TEXTO EXTRAÍDO –
Até mesmo a Delegacia da Mulher tem deficiências no atendimento. A assistente social relata que já houve situações em que demorou horas para a vítima ser atendida. “Tem vezes que a mulher é atendida já no balcão, na frente de todos e como não pode tirar mais o boletim, fazem perguntas: Tem certeza que você quer fazer? Depois não pode tirar mais, tem que dar sequência — ela resume — “O atendimento é precário”. Além do mais, alguns perguntam se a vítima bebeu e qual roupa estava usando durante a agressão. Adelma conta que fica incomodada de ter muitos homens na delegacia da mulher.
“Precisa de muitas coisas para mulheres se sentirem acolhidas”, ela conclui.
Já no Creas, local especializado em atendimentos intrafamiliar, Adelma explica que a estrutura é ruim, mesmo durante a pandemia, pois tem poucos funcionários e eles não possuem aumento salarial. “Somos desvalorizados pelo poder público”, ela comenta. A assistente social descreve que há três anos não há curso de especialização, que antes era disponibilizado aos servidores públicos. “Estamos em um momento difícil”, ela avalia.
O processo do julgamento também é complicado para as mulheres. Segundo Adelma, ele demora muito, já que muitas mulheres não possuem condições de contratar advogados particulares. Ela conta que só houve um caso de violência contra gênero o qual o agressor foi preso em flagrante, mas ficou preso apenas por três meses.

O QUE FAZER – Por favor, continue o texto sobre o atendimento às mulheres vítimas de violência a partir da última frase, que trata do agressor preso por apenas três meses.

DADOS –
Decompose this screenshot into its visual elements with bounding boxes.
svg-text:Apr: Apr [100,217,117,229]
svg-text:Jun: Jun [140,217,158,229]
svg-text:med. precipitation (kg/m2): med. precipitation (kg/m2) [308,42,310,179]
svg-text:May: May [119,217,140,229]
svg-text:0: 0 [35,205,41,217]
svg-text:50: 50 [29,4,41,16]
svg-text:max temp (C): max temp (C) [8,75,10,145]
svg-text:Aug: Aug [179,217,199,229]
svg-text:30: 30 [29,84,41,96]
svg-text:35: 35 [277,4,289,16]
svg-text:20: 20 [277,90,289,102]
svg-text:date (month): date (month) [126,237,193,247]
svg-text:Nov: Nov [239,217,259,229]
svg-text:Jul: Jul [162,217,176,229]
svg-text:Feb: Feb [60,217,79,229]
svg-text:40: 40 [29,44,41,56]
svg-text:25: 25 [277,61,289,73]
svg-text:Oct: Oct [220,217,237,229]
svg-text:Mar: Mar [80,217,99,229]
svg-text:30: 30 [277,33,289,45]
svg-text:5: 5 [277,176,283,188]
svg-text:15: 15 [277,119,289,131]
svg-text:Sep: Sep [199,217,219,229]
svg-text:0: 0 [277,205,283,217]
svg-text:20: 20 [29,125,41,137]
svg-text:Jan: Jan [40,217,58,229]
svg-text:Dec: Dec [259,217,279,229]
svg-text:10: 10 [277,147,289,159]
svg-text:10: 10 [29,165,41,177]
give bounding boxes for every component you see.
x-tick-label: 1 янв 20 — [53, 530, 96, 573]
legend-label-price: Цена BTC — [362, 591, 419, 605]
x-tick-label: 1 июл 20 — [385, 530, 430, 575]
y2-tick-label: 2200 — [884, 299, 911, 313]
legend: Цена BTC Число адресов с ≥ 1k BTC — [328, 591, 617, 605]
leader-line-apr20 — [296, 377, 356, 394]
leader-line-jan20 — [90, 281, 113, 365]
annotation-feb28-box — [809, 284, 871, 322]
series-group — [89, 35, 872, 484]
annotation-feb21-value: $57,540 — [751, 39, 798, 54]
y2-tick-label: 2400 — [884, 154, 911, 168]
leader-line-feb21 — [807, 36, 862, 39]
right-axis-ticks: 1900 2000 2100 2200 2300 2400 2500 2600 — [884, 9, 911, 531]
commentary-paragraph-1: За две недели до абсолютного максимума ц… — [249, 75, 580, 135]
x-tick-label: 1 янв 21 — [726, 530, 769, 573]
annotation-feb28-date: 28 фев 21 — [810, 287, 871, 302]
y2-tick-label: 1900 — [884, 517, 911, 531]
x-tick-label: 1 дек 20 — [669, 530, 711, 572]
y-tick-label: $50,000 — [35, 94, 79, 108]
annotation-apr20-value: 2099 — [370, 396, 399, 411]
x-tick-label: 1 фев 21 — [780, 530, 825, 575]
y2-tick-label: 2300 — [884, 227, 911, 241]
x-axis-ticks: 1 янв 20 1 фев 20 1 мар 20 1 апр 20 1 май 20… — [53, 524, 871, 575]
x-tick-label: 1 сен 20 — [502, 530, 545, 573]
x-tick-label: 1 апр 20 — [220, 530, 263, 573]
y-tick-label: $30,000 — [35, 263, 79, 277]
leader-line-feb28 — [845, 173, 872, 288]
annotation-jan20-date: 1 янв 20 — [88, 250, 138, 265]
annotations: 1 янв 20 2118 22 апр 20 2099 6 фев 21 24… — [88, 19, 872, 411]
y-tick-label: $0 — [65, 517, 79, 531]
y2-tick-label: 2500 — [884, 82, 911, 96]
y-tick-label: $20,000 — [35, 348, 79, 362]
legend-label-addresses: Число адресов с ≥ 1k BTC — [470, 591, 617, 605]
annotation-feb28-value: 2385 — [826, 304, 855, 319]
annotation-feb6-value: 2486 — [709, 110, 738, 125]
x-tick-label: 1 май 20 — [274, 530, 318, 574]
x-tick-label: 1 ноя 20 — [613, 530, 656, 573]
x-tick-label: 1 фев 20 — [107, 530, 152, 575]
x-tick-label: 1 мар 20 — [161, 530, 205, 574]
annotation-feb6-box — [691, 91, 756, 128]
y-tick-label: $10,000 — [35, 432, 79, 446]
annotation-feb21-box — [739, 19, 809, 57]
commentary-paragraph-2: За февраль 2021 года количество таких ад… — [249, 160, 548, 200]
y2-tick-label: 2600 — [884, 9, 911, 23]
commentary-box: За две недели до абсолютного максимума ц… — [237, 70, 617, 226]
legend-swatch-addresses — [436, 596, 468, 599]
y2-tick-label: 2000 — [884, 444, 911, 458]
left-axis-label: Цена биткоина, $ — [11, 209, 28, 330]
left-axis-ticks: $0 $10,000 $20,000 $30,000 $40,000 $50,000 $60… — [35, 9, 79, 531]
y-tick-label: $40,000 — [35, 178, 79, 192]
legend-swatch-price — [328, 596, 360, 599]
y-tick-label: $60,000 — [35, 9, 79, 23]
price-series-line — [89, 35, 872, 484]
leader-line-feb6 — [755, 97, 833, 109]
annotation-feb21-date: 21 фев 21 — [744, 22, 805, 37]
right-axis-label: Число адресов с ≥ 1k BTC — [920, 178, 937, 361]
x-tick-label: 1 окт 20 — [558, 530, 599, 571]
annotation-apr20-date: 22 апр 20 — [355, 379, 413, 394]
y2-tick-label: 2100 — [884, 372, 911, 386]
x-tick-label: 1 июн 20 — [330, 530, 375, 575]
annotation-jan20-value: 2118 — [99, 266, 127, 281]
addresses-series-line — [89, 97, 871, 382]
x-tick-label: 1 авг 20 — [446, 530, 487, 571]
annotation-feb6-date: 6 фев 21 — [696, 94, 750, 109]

RESPOSTA ESPERADA –
Thais explica que outro fator que agrava o julgamento: Santos, cidade com mais de 430 mil habitantes, ainda não possui uma Vara Especial de Violência Doméstica e Familiar contra a Mulher, área de atuação competente em combater crimes no âmbito familiar contra mulher. Sem ela, “as mulheres de baixa renda sofrem mais com a desigualdade na Justiça”.
Em alguns morros, onde é dominado pelo tráfico, há o próprio tribunal, conforme relata Adelma. “Se a mulher for agredida, o homem é punido por eles. Ela não pode chamar a polícia ou denunciar para não fazer alarde. Mas se for companheira de traficante, a mulher tem que fugir para sobreviver”.
Há alternativas em Santos para o acolhimento das vítimas. Como o albergue noturno da cidade, porém não é uma opção muito utilizada já que muitas têm filhos e não querem permanecer com desconhecidos. Há também o único abrigo da Prefeitura focado apenas para mulheres, “Casa Abrigo”, o qual é sigiloso, mas, apenas é assistido pelas vítimas que possuem risco de vida. Também há a opção de esperar uma vaga em abrigos conveniados, por exemplo, a Casa das Anas. No entanto, uma das funcionárias desse informa que muitas mulheres usam o auxílio emergencial do governo para alugar quartos com os filhos. Devido também a esse benefício, as mulheres conseguem certa independência financeira temporária.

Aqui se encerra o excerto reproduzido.